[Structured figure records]
>>>

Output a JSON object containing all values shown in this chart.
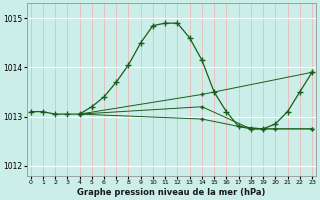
{
  "title": "Graphe pression niveau de la mer (hPa)",
  "background_color": "#cceee8",
  "grid_color_v": "#f0b0b0",
  "grid_color_h": "#ffffff",
  "line_color": "#1a5c1a",
  "marker": "+",
  "ylim": [
    1011.8,
    1015.3
  ],
  "yticks": [
    1012,
    1013,
    1014,
    1015
  ],
  "xlim": [
    -0.3,
    23.3
  ],
  "xticks": [
    0,
    1,
    2,
    3,
    4,
    5,
    6,
    7,
    8,
    9,
    10,
    11,
    12,
    13,
    14,
    15,
    16,
    17,
    18,
    19,
    20,
    21,
    22,
    23
  ],
  "curves": [
    {
      "x": [
        0,
        1,
        2,
        3,
        4,
        5,
        6,
        7,
        8,
        9,
        10,
        11,
        12,
        13,
        14,
        15,
        16,
        17,
        18,
        19,
        20,
        21,
        22,
        23
      ],
      "y": [
        1013.1,
        1013.1,
        1013.05,
        1013.05,
        1013.05,
        1013.2,
        1013.4,
        1013.7,
        1014.05,
        1014.5,
        1014.85,
        1014.9,
        1014.9,
        1014.6,
        1014.15,
        1013.5,
        1013.1,
        1012.8,
        1012.75,
        1012.75,
        1012.85,
        1013.1,
        1013.5,
        1013.9
      ]
    },
    {
      "x": [
        4,
        14,
        23
      ],
      "y": [
        1013.05,
        1013.45,
        1013.9
      ]
    },
    {
      "x": [
        4,
        14,
        18,
        19,
        23
      ],
      "y": [
        1013.05,
        1013.2,
        1012.75,
        1012.75,
        1012.75
      ]
    },
    {
      "x": [
        4,
        14,
        17,
        19,
        20,
        23
      ],
      "y": [
        1013.05,
        1012.95,
        1012.8,
        1012.75,
        1012.75,
        1012.75
      ]
    }
  ]
}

<<<

* _Exercise_: Keep every word of the data as it is when you write it out, but drop the pictures.

* _Correct answer_:
Output a JSON object containing all values shown in this chart.
{
  "title": "Graphe pression niveau de la mer (hPa)",
  "background_color": "#cceee8",
  "grid_color_v": "#f0b0b0",
  "grid_color_h": "#ffffff",
  "line_color": "#1a5c1a",
  "marker": "+",
  "ylim": [
    1011.8,
    1015.3
  ],
  "yticks": [
    1012,
    1013,
    1014,
    1015
  ],
  "xlim": [
    -0.3,
    23.3
  ],
  "xticks": [
    0,
    1,
    2,
    3,
    4,
    5,
    6,
    7,
    8,
    9,
    10,
    11,
    12,
    13,
    14,
    15,
    16,
    17,
    18,
    19,
    20,
    21,
    22,
    23
  ],
  "curves": [
    {
      "x": [
        0,
        1,
        2,
        3,
        4,
        5,
        6,
        7,
        8,
        9,
        10,
        11,
        12,
        13,
        14,
        15,
        16,
        17,
        18,
        19,
        20,
        21,
        22,
        23
      ],
      "y": [
        1013.1,
        1013.1,
        1013.05,
        1013.05,
        1013.05,
        1013.2,
        1013.4,
        1013.7,
        1014.05,
        1014.5,
        1014.85,
        1014.9,
        1014.9,
        1014.6,
        1014.15,
        1013.5,
        1013.1,
        1012.8,
        1012.75,
        1012.75,
        1012.85,
        1013.1,
        1013.5,
        1013.9
      ]
    },
    {
      "x": [
        4,
        14,
        23
      ],
      "y": [
        1013.05,
        1013.45,
        1013.9
      ]
    },
    {
      "x": [
        4,
        14,
        18,
        19,
        23
      ],
      "y": [
        1013.05,
        1013.2,
        1012.75,
        1012.75,
        1012.75
      ]
    },
    {
      "x": [
        4,
        14,
        17,
        19,
        20,
        23
      ],
      "y": [
        1013.05,
        1012.95,
        1012.8,
        1012.75,
        1012.75,
        1012.75
      ]
    }
  ]
}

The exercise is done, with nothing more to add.